Data tied to figure images →

--- Start ---

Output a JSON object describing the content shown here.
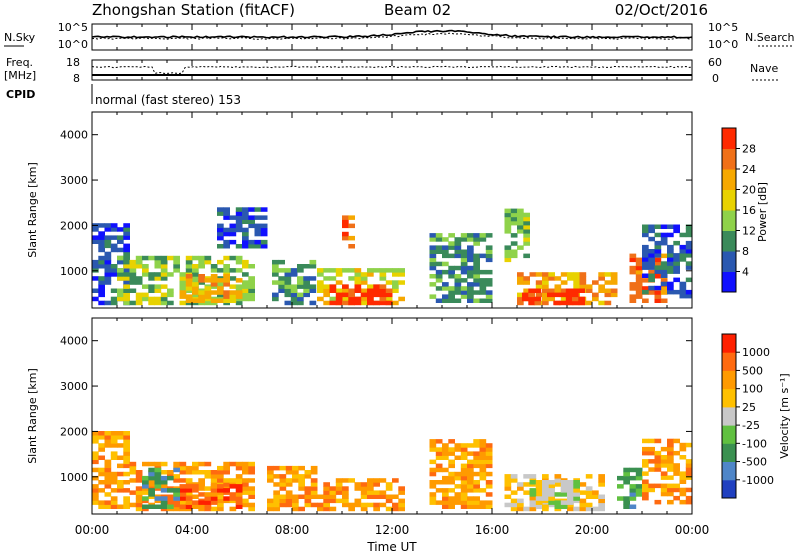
{
  "header": {
    "title": "Zhongshan Station (fitACF)",
    "beam": "Beam 02",
    "date": "02/Oct/2016"
  },
  "noise_panel": {
    "left_label": "N.Sky",
    "left_ticks": [
      "10^5",
      "10^0"
    ],
    "right_label": "N.Search",
    "right_ticks": [
      "10^5",
      "10^0"
    ]
  },
  "freq_panel": {
    "left_label_1": "Freq.",
    "left_label_2": "[MHz]",
    "left_ticks": [
      "18",
      "8"
    ],
    "right_label": "Nave",
    "right_ticks": [
      "60",
      "0"
    ]
  },
  "cpid": {
    "label": "CPID",
    "text": "normal (fast stereo) 153"
  },
  "x_axis": {
    "label": "Time UT",
    "ticks": [
      "00:00",
      "04:00",
      "08:00",
      "12:00",
      "16:00",
      "20:00",
      "00:00"
    ]
  },
  "chart_data": [
    {
      "type": "heatmap",
      "title": "",
      "xlabel": "Time UT",
      "ylabel": "Slant Range [km]",
      "x_range_hours": [
        0,
        24
      ],
      "ylim": [
        180,
        4500
      ],
      "y_ticks": [
        1000,
        2000,
        3000,
        4000
      ],
      "colorbar": {
        "label": "Power [dB]",
        "ticks": [
          "4",
          "8",
          "12",
          "16",
          "20",
          "24",
          "28"
        ],
        "colors": [
          "#1010ff",
          "#2a58b0",
          "#3a8a5a",
          "#8fd24a",
          "#e8d200",
          "#f6a800",
          "#f07018",
          "#ff2a00"
        ]
      },
      "regions": [
        {
          "t0": 0.0,
          "t1": 1.3,
          "r0": 250,
          "r1": 2000,
          "level": 1
        },
        {
          "t0": 1.0,
          "t1": 6.5,
          "r0": 250,
          "r1": 1300,
          "level": 3
        },
        {
          "t0": 3.5,
          "t1": 6.0,
          "r0": 300,
          "r1": 900,
          "level": 5
        },
        {
          "t0": 5.0,
          "t1": 6.8,
          "r0": 1500,
          "r1": 2400,
          "level": 1
        },
        {
          "t0": 7.2,
          "t1": 8.8,
          "r0": 250,
          "r1": 1200,
          "level": 2
        },
        {
          "t0": 9.0,
          "t1": 12.5,
          "r0": 250,
          "r1": 1000,
          "level": 4
        },
        {
          "t0": 9.5,
          "t1": 12.0,
          "r0": 250,
          "r1": 700,
          "level": 7
        },
        {
          "t0": 10.0,
          "t1": 10.5,
          "r0": 1500,
          "r1": 2200,
          "level": 6
        },
        {
          "t0": 13.5,
          "t1": 16.0,
          "r0": 300,
          "r1": 1800,
          "level": 2
        },
        {
          "t0": 17.0,
          "t1": 21.0,
          "r0": 250,
          "r1": 900,
          "level": 5
        },
        {
          "t0": 17.2,
          "t1": 19.5,
          "r0": 250,
          "r1": 600,
          "level": 7
        },
        {
          "t0": 16.5,
          "t1": 17.5,
          "r0": 1200,
          "r1": 2300,
          "level": 3
        },
        {
          "t0": 21.5,
          "t1": 22.8,
          "r0": 300,
          "r1": 1300,
          "level": 6
        },
        {
          "t0": 22.0,
          "t1": 24.0,
          "r0": 400,
          "r1": 2000,
          "level": 1
        }
      ]
    },
    {
      "type": "heatmap",
      "title": "",
      "xlabel": "Time UT",
      "ylabel": "Slant Range [km]",
      "x_range_hours": [
        0,
        24
      ],
      "ylim": [
        180,
        4500
      ],
      "y_ticks": [
        1000,
        2000,
        3000,
        4000
      ],
      "colorbar": {
        "label": "Velocity [m s⁻¹]",
        "ticks": [
          "1000",
          "500",
          "100",
          "25",
          "-25",
          "-100",
          "-500",
          "-1000"
        ],
        "colors": [
          "#2040c0",
          "#4f86c8",
          "#3a9050",
          "#60c040",
          "#c8c8c8",
          "#ffc000",
          "#ff9a00",
          "#ff6a10",
          "#ff2000"
        ]
      },
      "regions": [
        {
          "t0": 0.0,
          "t1": 1.5,
          "r0": 300,
          "r1": 2000,
          "level": 6
        },
        {
          "t0": 1.5,
          "t1": 6.5,
          "r0": 250,
          "r1": 1300,
          "level": 6
        },
        {
          "t0": 3.0,
          "t1": 6.0,
          "r0": 300,
          "r1": 800,
          "level": 7
        },
        {
          "t0": 2.0,
          "t1": 3.5,
          "r0": 300,
          "r1": 1200,
          "level": 2
        },
        {
          "t0": 7.0,
          "t1": 8.8,
          "r0": 250,
          "r1": 1200,
          "level": 6
        },
        {
          "t0": 9.0,
          "t1": 12.5,
          "r0": 250,
          "r1": 900,
          "level": 6
        },
        {
          "t0": 13.5,
          "t1": 16.0,
          "r0": 300,
          "r1": 1800,
          "level": 6
        },
        {
          "t0": 16.5,
          "t1": 20.5,
          "r0": 250,
          "r1": 1000,
          "level": 5
        },
        {
          "t0": 17.5,
          "t1": 19.5,
          "r0": 300,
          "r1": 900,
          "level": 4
        },
        {
          "t0": 21.0,
          "t1": 22.0,
          "r0": 300,
          "r1": 1200,
          "level": 2
        },
        {
          "t0": 22.0,
          "t1": 24.0,
          "r0": 400,
          "r1": 1800,
          "level": 6
        }
      ]
    }
  ]
}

--- End ---

GIVEN REQUEST →
Without the pictures, return the entries exactly as they appear.

CORRECT RESPONSE →
Output a JSON object describing the content shown here.
{
  "header": {
    "title": "Zhongshan Station (fitACF)",
    "beam": "Beam 02",
    "date": "02/Oct/2016"
  },
  "noise_panel": {
    "left_label": "N.Sky",
    "left_ticks": [
      "10^5",
      "10^0"
    ],
    "right_label": "N.Search",
    "right_ticks": [
      "10^5",
      "10^0"
    ]
  },
  "freq_panel": {
    "left_label_1": "Freq.",
    "left_label_2": "[MHz]",
    "left_ticks": [
      "18",
      "8"
    ],
    "right_label": "Nave",
    "right_ticks": [
      "60",
      "0"
    ]
  },
  "cpid": {
    "label": "CPID",
    "text": "normal (fast stereo) 153"
  },
  "x_axis": {
    "label": "Time UT",
    "ticks": [
      "00:00",
      "04:00",
      "08:00",
      "12:00",
      "16:00",
      "20:00",
      "00:00"
    ]
  },
  "chart_data": [
    {
      "type": "heatmap",
      "title": "",
      "xlabel": "Time UT",
      "ylabel": "Slant Range [km]",
      "x_range_hours": [
        0,
        24
      ],
      "ylim": [
        180,
        4500
      ],
      "y_ticks": [
        1000,
        2000,
        3000,
        4000
      ],
      "colorbar": {
        "label": "Power [dB]",
        "ticks": [
          "4",
          "8",
          "12",
          "16",
          "20",
          "24",
          "28"
        ],
        "colors": [
          "#1010ff",
          "#2a58b0",
          "#3a8a5a",
          "#8fd24a",
          "#e8d200",
          "#f6a800",
          "#f07018",
          "#ff2a00"
        ]
      },
      "regions": [
        {
          "t0": 0.0,
          "t1": 1.3,
          "r0": 250,
          "r1": 2000,
          "level": 1
        },
        {
          "t0": 1.0,
          "t1": 6.5,
          "r0": 250,
          "r1": 1300,
          "level": 3
        },
        {
          "t0": 3.5,
          "t1": 6.0,
          "r0": 300,
          "r1": 900,
          "level": 5
        },
        {
          "t0": 5.0,
          "t1": 6.8,
          "r0": 1500,
          "r1": 2400,
          "level": 1
        },
        {
          "t0": 7.2,
          "t1": 8.8,
          "r0": 250,
          "r1": 1200,
          "level": 2
        },
        {
          "t0": 9.0,
          "t1": 12.5,
          "r0": 250,
          "r1": 1000,
          "level": 4
        },
        {
          "t0": 9.5,
          "t1": 12.0,
          "r0": 250,
          "r1": 700,
          "level": 7
        },
        {
          "t0": 10.0,
          "t1": 10.5,
          "r0": 1500,
          "r1": 2200,
          "level": 6
        },
        {
          "t0": 13.5,
          "t1": 16.0,
          "r0": 300,
          "r1": 1800,
          "level": 2
        },
        {
          "t0": 17.0,
          "t1": 21.0,
          "r0": 250,
          "r1": 900,
          "level": 5
        },
        {
          "t0": 17.2,
          "t1": 19.5,
          "r0": 250,
          "r1": 600,
          "level": 7
        },
        {
          "t0": 16.5,
          "t1": 17.5,
          "r0": 1200,
          "r1": 2300,
          "level": 3
        },
        {
          "t0": 21.5,
          "t1": 22.8,
          "r0": 300,
          "r1": 1300,
          "level": 6
        },
        {
          "t0": 22.0,
          "t1": 24.0,
          "r0": 400,
          "r1": 2000,
          "level": 1
        }
      ]
    },
    {
      "type": "heatmap",
      "title": "",
      "xlabel": "Time UT",
      "ylabel": "Slant Range [km]",
      "x_range_hours": [
        0,
        24
      ],
      "ylim": [
        180,
        4500
      ],
      "y_ticks": [
        1000,
        2000,
        3000,
        4000
      ],
      "colorbar": {
        "label": "Velocity [m s⁻¹]",
        "ticks": [
          "1000",
          "500",
          "100",
          "25",
          "-25",
          "-100",
          "-500",
          "-1000"
        ],
        "colors": [
          "#2040c0",
          "#4f86c8",
          "#3a9050",
          "#60c040",
          "#c8c8c8",
          "#ffc000",
          "#ff9a00",
          "#ff6a10",
          "#ff2000"
        ]
      },
      "regions": [
        {
          "t0": 0.0,
          "t1": 1.5,
          "r0": 300,
          "r1": 2000,
          "level": 6
        },
        {
          "t0": 1.5,
          "t1": 6.5,
          "r0": 250,
          "r1": 1300,
          "level": 6
        },
        {
          "t0": 3.0,
          "t1": 6.0,
          "r0": 300,
          "r1": 800,
          "level": 7
        },
        {
          "t0": 2.0,
          "t1": 3.5,
          "r0": 300,
          "r1": 1200,
          "level": 2
        },
        {
          "t0": 7.0,
          "t1": 8.8,
          "r0": 250,
          "r1": 1200,
          "level": 6
        },
        {
          "t0": 9.0,
          "t1": 12.5,
          "r0": 250,
          "r1": 900,
          "level": 6
        },
        {
          "t0": 13.5,
          "t1": 16.0,
          "r0": 300,
          "r1": 1800,
          "level": 6
        },
        {
          "t0": 16.5,
          "t1": 20.5,
          "r0": 250,
          "r1": 1000,
          "level": 5
        },
        {
          "t0": 17.5,
          "t1": 19.5,
          "r0": 300,
          "r1": 900,
          "level": 4
        },
        {
          "t0": 21.0,
          "t1": 22.0,
          "r0": 300,
          "r1": 1200,
          "level": 2
        },
        {
          "t0": 22.0,
          "t1": 24.0,
          "r0": 400,
          "r1": 1800,
          "level": 6
        }
      ]
    }
  ]
}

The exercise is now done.